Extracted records
· · · · · · ·
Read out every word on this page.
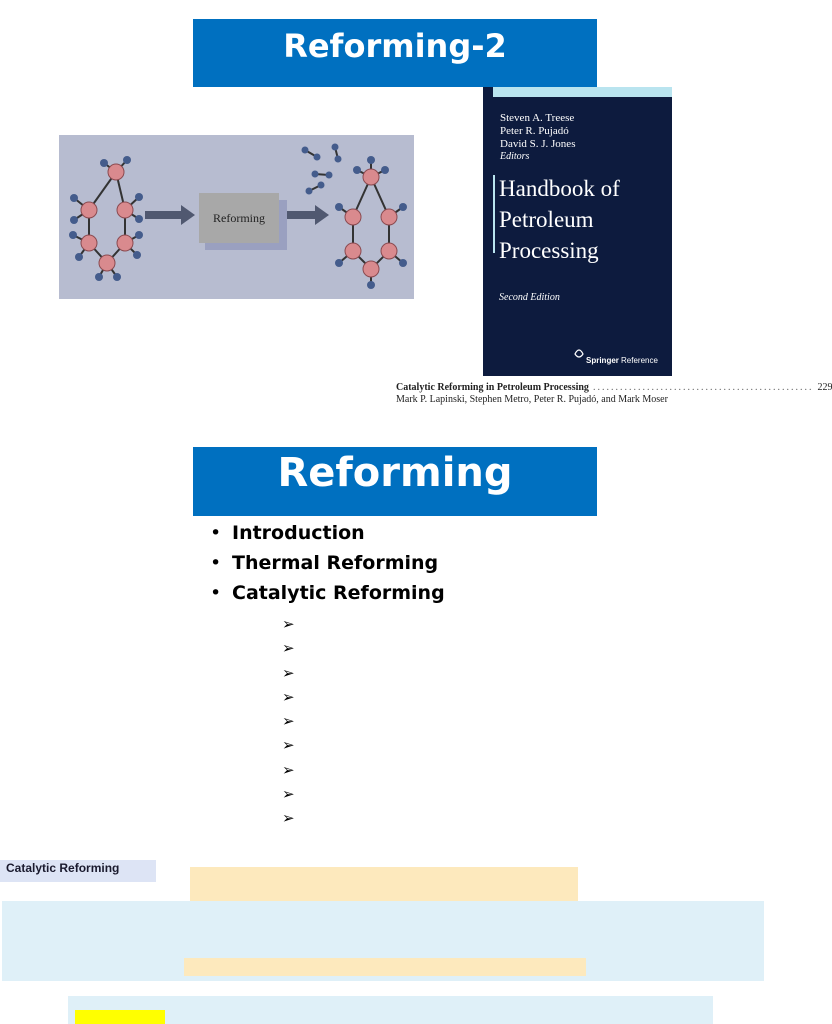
Reforming-2
Reforming
Steven A. Treese
Peter R. Pujadó
David S. J. Jones
Editors
Handbook of
Petroleum
Processing
Second Edition
Springer Reference
Catalytic Reforming in Petroleum Processing ................................................. 229
Mark P. Lapinski, Stephen Metro, Peter R. Pujadó, and Mark Moser
Reforming
• Introduction
• Thermal Reforming
• Catalytic Reforming
➢
➢
➢
➢
➢
➢
➢
➢
➢
Catalytic Reforming
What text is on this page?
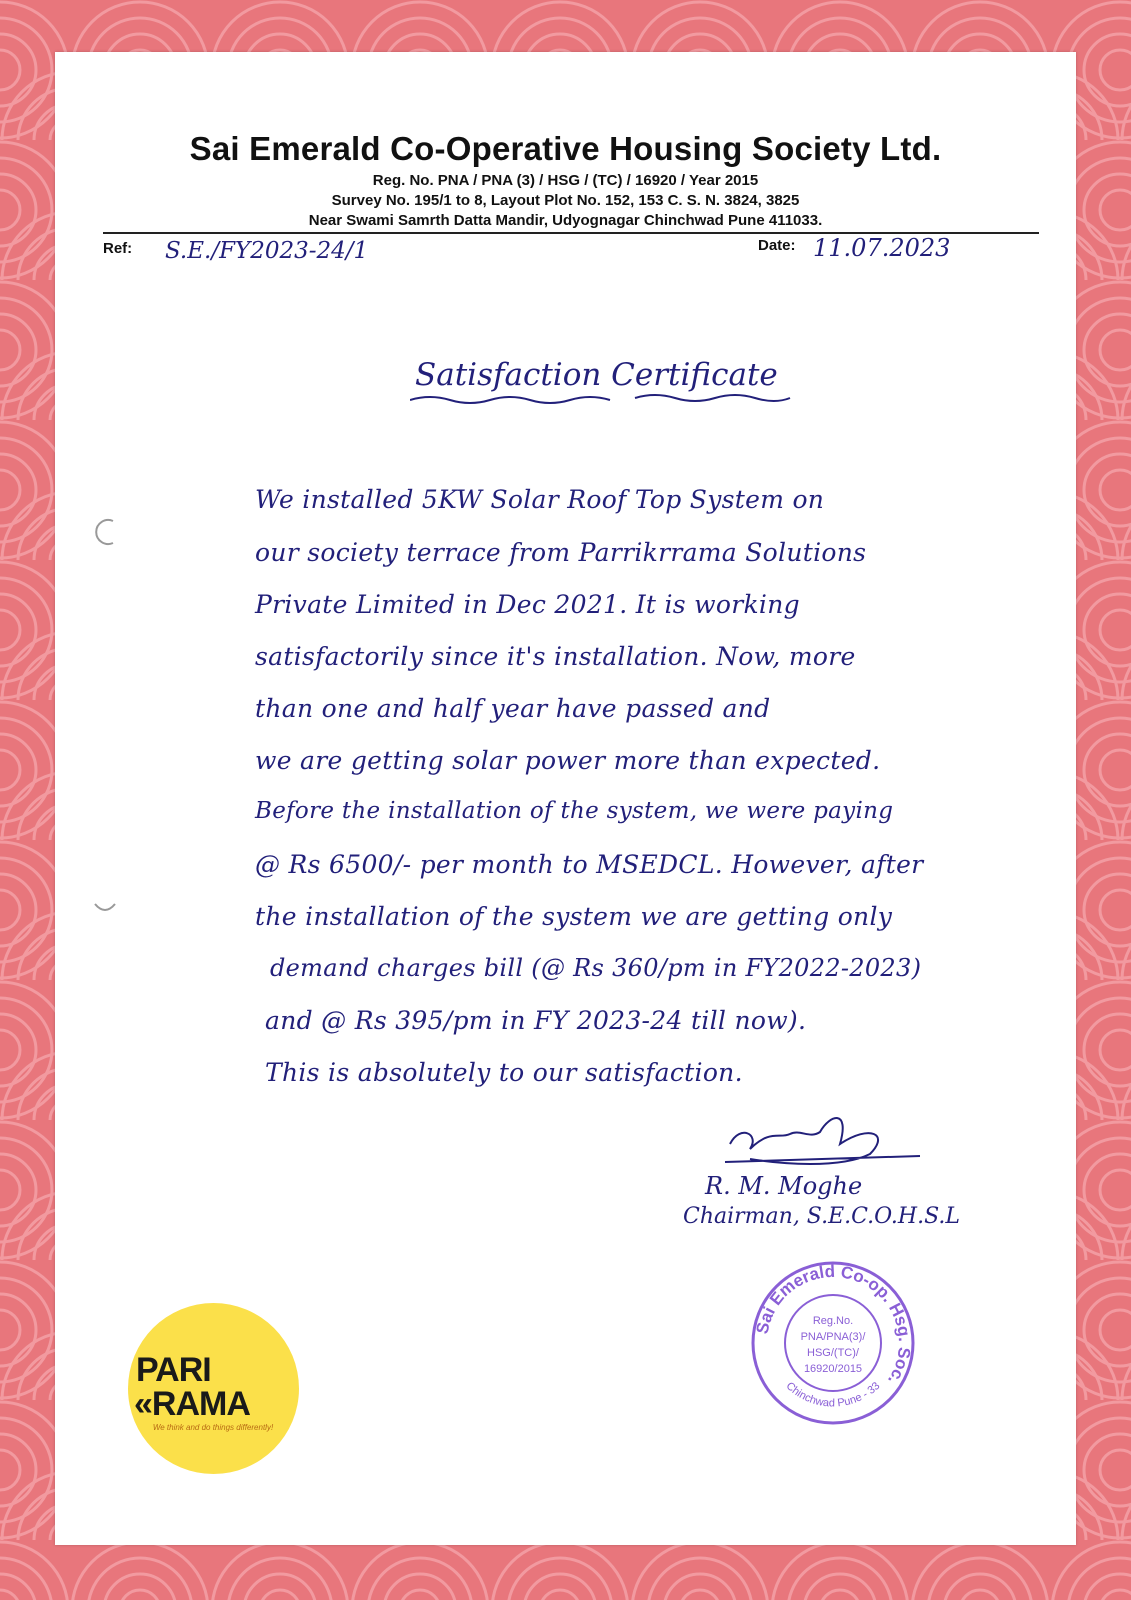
Sai Emerald Co-Operative Housing Society Ltd.
Reg. No. PNA / PNA (3) / HSG / (TC) / 16920 / Year 2015
Survey No. 195/1 to 8, Layout Plot No. 152, 153 C. S. N. 3824, 3825
Near Swami Samrth Datta Mandir, Udyognagar Chinchwad Pune 411033.
Ref: S.E./FY2023-24/1	Date: 11.07.2023
Satisfaction Certificate
We installed 5KW Solar Roof Top System on
our society terrace from Parrikrrama Solutions
Private Limited in Dec 2021. It is working
satisfactorily since it's installation. Now, more
than one and half year have passed and
we are getting solar power more than expected.
Before the installation of the system, we were paying
@ Rs 6500/- per month to MSEDCL. However, after
the installation of the system we are getting only
demand charges bill (@ Rs 360/pm in FY2022-2023)
and @ Rs 395/pm in FY 2023-24 till now).
This is absolutely to our satisfaction.
R. M. Moghe
Chairman, S.E.C.O.H.S.L
Sai Emerald Co-op. Hsg. Soc.
Chinchwad Pune - 33
Reg.No.
PNA/PNA(3)/
HSG/(TC)/
16920/2015
PARI
«RAMA
We think and do things differently!
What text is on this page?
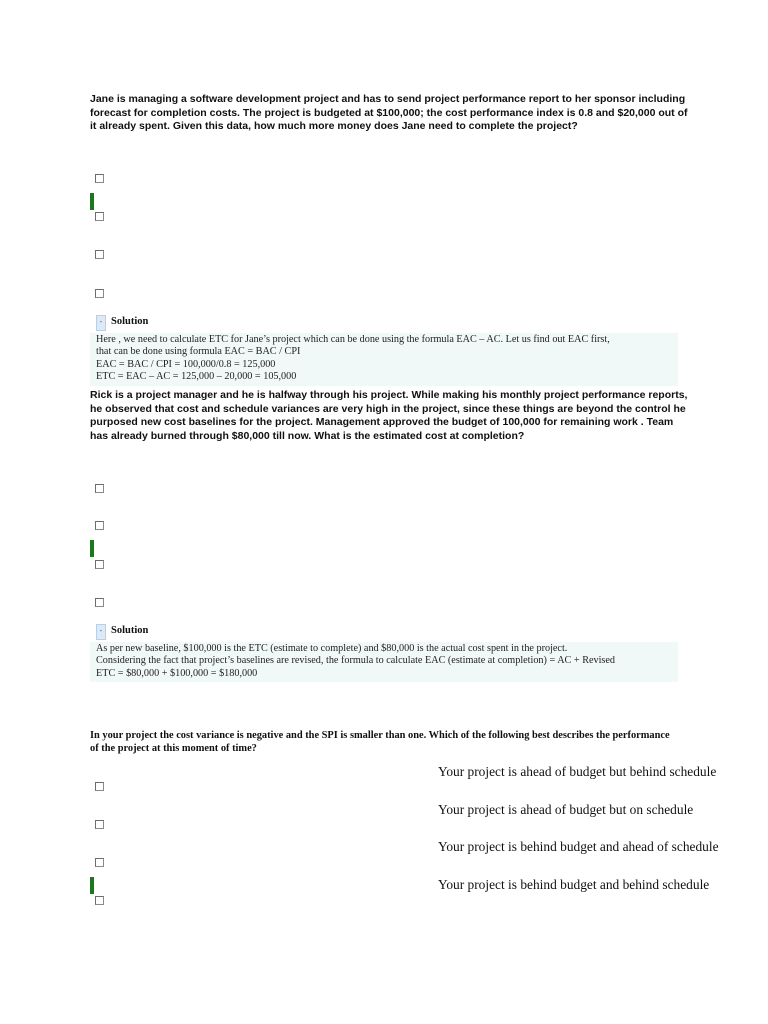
Jane is managing a software development project and has to send project performance report to her sponsor including forecast for completion costs. The project is budgeted at $100,000; the cost performance index is 0.8 and $20,000 out of it already spent. Given this data, how much more money does Jane need to complete the project?
- Solution
Here , we need to calculate ETC for Jane’s project which can be done using the formula EAC – AC. Let us find out EAC first,
that can be done using formula EAC = BAC / CPI
EAC = BAC / CPI = 100,000/0.8 = 125,000
ETC = EAC – AC = 125,000 – 20,000 = 105,000
Rick is a project manager and he is halfway through his project. While making his monthly project performance reports, he observed that cost and schedule variances are very high in the project, since these things are beyond the control he purposed new cost baselines for the project. Management approved the budget of 100,000 for remaining work . Team has already burned through $80,000 till now. What is the estimated cost at completion?
- Solution
As per new baseline, $100,000 is the ETC (estimate to complete) and $80,000 is the actual cost spent in the project.
Considering the fact that project’s baselines are revised, the formula to calculate EAC (estimate at completion) = AC + Revised
ETC = $80,000 + $100,000 = $180,000
In your project the cost variance is negative and the SPI is smaller than one. Which of the following best describes the performance of the project at this moment of time?
Your project is ahead of budget but behind schedule
Your project is ahead of budget but on schedule
Your project is behind budget and ahead of schedule
Your project is behind budget and behind schedule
· · · · · · ·
● TASK OBJECTIVE
Using the material above, retype each entry exactly and omit the pictures.

● EXPECTED OUTPUT
Read out every word on this page.
Reforming-2
Reforming
Steven A. Treese
Peter R. Pujadó
David S. J. Jones
Editors
Handbook of
Petroleum
Processing
Second Edition
Springer Reference
Catalytic Reforming in Petroleum Processing ................................................. 229
Mark P. Lapinski, Stephen Metro, Peter R. Pujadó, and Mark Moser
Reforming
• Introduction
• Thermal Reforming
• Catalytic Reforming
➢
➢
➢
➢
➢
➢
➢
➢
➢
Catalytic Reforming
What text is on this page?
Sai Emerald Co-Operative Housing Society Ltd.
Reg. No. PNA / PNA (3) / HSG / (TC) / 16920 / Year 2015
Survey No. 195/1 to 8, Layout Plot No. 152, 153 C. S. N. 3824, 3825
Near Swami Samrth Datta Mandir, Udyognagar Chinchwad Pune 411033.
Ref: S.E./FY2023-24/1	Date: 11.07.2023
Satisfaction Certificate
We installed 5KW Solar Roof Top System on
our society terrace from Parrikrrama Solutions
Private Limited in Dec 2021. It is working
satisfactorily since it's installation. Now, more
than one and half year have passed and
we are getting solar power more than expected.
Before the installation of the system, we were paying
@ Rs 6500/- per month to MSEDCL. However, after
the installation of the system we are getting only
demand charges bill (@ Rs 360/pm in FY2022-2023)
and @ Rs 395/pm in FY 2023-24 till now).
This is absolutely to our satisfaction.
R. M. Moghe
Chairman, S.E.C.O.H.S.L
Sai Emerald Co-op. Hsg. Soc.
Chinchwad Pune - 33
Reg.No.
PNA/PNA(3)/
HSG/(TC)/
16920/2015
PARI
«RAMA
We think and do things differently!
What text is on this page?
Jane is managing a software development project and has to send project performance report to her sponsor including forecast for completion costs. The project is budgeted at $100,000; the cost performance index is 0.8 and $20,000 out of it already spent. Given this data, how much more money does Jane need to complete the project?
- Solution
Here , we need to calculate ETC for Jane’s project which can be done using the formula EAC – AC. Let us find out EAC first,
that can be done using formula EAC = BAC / CPI
EAC = BAC / CPI = 100,000/0.8 = 125,000
ETC = EAC – AC = 125,000 – 20,000 = 105,000
Rick is a project manager and he is halfway through his project. While making his monthly project performance reports, he observed that cost and schedule variances are very high in the project, since these things are beyond the control he purposed new cost baselines for the project. Management approved the budget of 100,000 for remaining work . Team has already burned through $80,000 till now. What is the estimated cost at completion?
- Solution
As per new baseline, $100,000 is the ETC (estimate to complete) and $80,000 is the actual cost spent in the project.
Considering the fact that project’s baselines are revised, the formula to calculate EAC (estimate at completion) = AC + Revised
ETC = $80,000 + $100,000 = $180,000
In your project the cost variance is negative and the SPI is smaller than one. Which of the following best describes the performance of the project at this moment of time?
Your project is ahead of budget but behind schedule
Your project is ahead of budget but on schedule
Your project is behind budget and ahead of schedule
Your project is behind budget and behind schedule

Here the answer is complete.